* PROBLEM: Repeat the listing word for word. No pictures belong in the copy.

[Begin]

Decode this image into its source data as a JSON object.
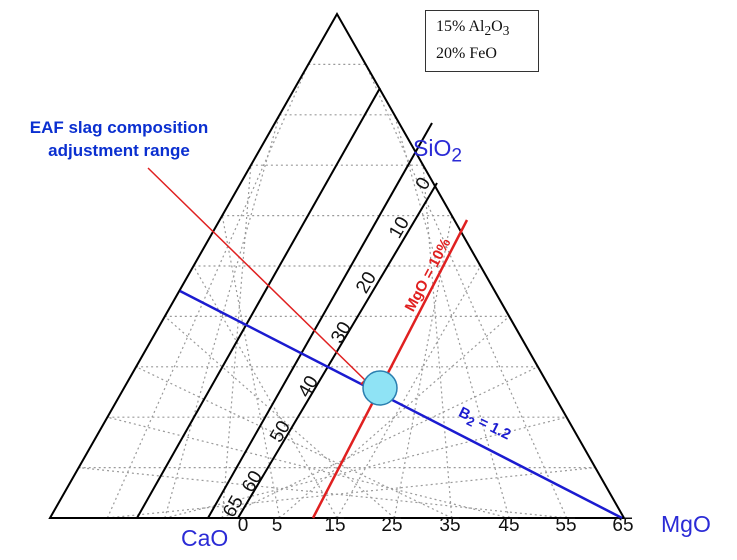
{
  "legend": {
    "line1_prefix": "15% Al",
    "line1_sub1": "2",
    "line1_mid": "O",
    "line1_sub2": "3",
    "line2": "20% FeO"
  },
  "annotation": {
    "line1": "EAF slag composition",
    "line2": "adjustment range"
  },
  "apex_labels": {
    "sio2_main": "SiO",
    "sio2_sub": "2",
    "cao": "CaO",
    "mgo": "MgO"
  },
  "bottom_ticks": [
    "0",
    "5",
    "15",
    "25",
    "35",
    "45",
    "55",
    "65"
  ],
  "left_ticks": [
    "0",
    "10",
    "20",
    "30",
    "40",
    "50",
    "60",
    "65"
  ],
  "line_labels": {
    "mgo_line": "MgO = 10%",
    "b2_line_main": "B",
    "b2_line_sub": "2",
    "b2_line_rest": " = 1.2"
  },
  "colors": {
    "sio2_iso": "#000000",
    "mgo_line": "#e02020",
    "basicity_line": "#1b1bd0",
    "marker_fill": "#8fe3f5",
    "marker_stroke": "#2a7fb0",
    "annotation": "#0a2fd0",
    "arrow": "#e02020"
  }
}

[End]

* COMPLETE OUTPUT:
Decode this image into its source data as a JSON object.
{
  "legend": {
    "line1_prefix": "15% Al",
    "line1_sub1": "2",
    "line1_mid": "O",
    "line1_sub2": "3",
    "line2": "20% FeO"
  },
  "annotation": {
    "line1": "EAF slag composition",
    "line2": "adjustment range"
  },
  "apex_labels": {
    "sio2_main": "SiO",
    "sio2_sub": "2",
    "cao": "CaO",
    "mgo": "MgO"
  },
  "bottom_ticks": [
    "0",
    "5",
    "15",
    "25",
    "35",
    "45",
    "55",
    "65"
  ],
  "left_ticks": [
    "0",
    "10",
    "20",
    "30",
    "40",
    "50",
    "60",
    "65"
  ],
  "line_labels": {
    "mgo_line": "MgO = 10%",
    "b2_line_main": "B",
    "b2_line_sub": "2",
    "b2_line_rest": " = 1.2"
  },
  "colors": {
    "sio2_iso": "#000000",
    "mgo_line": "#e02020",
    "basicity_line": "#1b1bd0",
    "marker_fill": "#8fe3f5",
    "marker_stroke": "#2a7fb0",
    "annotation": "#0a2fd0",
    "arrow": "#e02020"
  }
}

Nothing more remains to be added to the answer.